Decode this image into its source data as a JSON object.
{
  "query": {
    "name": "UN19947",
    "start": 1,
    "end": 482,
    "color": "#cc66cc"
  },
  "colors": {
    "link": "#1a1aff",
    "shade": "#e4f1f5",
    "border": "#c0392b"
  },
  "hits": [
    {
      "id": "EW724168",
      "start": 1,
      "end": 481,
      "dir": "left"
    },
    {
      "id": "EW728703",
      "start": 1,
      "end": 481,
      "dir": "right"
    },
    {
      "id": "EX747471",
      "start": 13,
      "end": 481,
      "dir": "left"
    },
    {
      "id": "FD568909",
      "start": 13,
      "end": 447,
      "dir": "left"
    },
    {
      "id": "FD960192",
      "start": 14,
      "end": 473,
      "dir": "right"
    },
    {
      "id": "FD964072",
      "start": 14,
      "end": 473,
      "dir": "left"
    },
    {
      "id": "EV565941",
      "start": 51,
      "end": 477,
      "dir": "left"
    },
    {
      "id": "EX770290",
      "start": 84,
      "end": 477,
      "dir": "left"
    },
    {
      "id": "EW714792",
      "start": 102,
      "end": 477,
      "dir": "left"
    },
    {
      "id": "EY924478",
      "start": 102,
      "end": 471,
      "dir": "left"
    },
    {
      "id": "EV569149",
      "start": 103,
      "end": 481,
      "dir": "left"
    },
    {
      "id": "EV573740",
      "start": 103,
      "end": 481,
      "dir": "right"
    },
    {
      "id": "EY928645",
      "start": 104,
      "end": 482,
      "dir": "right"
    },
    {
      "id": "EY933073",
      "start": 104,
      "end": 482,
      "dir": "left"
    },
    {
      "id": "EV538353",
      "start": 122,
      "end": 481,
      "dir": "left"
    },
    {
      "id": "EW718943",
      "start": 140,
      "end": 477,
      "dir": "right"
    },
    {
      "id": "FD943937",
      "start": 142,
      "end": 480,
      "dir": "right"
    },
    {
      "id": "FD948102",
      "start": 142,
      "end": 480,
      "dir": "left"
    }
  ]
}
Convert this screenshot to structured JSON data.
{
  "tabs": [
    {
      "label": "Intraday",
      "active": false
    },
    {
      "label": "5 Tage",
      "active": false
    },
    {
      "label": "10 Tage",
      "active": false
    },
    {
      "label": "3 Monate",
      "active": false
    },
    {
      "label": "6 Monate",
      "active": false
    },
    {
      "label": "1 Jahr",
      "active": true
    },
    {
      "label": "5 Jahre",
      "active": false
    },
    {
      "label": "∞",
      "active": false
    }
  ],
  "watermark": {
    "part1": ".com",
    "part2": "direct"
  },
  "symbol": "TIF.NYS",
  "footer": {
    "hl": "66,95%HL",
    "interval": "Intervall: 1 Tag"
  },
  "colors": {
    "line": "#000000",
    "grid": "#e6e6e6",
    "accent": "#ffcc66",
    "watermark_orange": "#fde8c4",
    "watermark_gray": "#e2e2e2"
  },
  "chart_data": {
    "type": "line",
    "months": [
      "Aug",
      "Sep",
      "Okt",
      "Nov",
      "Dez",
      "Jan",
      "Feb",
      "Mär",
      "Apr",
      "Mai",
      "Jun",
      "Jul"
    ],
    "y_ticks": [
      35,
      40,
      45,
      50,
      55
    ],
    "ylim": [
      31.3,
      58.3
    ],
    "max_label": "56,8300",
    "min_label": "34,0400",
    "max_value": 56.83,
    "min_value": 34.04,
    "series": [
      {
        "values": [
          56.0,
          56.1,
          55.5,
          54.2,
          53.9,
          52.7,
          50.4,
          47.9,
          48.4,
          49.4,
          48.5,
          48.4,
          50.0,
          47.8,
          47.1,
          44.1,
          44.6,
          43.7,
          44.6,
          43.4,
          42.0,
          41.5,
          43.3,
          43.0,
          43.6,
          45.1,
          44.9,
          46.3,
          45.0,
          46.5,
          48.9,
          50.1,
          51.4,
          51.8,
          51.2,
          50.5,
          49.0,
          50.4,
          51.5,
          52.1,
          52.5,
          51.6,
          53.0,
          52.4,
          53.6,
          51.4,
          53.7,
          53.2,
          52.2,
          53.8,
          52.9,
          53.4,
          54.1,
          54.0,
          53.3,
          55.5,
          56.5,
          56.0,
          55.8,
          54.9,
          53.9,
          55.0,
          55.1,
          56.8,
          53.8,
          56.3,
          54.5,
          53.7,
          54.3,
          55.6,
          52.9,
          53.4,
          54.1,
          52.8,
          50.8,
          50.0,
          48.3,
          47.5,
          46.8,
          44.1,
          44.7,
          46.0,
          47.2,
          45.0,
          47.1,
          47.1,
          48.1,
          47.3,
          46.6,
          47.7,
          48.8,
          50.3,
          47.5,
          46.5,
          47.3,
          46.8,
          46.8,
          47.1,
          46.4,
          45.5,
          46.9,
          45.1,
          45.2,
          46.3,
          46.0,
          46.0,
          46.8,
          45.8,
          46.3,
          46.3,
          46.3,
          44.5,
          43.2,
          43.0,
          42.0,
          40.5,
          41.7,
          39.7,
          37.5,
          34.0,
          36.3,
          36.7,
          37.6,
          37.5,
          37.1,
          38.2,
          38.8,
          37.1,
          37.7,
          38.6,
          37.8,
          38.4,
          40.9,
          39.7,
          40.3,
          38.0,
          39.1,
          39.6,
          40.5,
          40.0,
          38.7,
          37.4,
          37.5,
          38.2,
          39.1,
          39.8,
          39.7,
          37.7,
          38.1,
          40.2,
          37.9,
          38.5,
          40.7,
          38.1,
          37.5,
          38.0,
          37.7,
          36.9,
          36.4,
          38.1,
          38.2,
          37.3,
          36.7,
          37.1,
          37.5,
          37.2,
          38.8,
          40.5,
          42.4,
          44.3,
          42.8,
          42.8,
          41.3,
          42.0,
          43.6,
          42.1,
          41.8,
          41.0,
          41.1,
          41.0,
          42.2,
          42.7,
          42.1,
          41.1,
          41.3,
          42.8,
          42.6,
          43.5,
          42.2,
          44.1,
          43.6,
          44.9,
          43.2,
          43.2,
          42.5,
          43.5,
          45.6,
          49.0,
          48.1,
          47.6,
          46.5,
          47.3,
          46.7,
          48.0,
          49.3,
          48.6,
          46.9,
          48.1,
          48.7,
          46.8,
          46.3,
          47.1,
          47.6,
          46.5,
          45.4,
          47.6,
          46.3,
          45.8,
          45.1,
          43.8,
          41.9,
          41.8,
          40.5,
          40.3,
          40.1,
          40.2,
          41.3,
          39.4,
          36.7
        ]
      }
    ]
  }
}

+---+

Exercise aim ▸ Gather each line in these records that contains the string "JSON".

The result ▸
Decode this image into its source data as a JSON object.
Convert this screenshot to structured JSON data.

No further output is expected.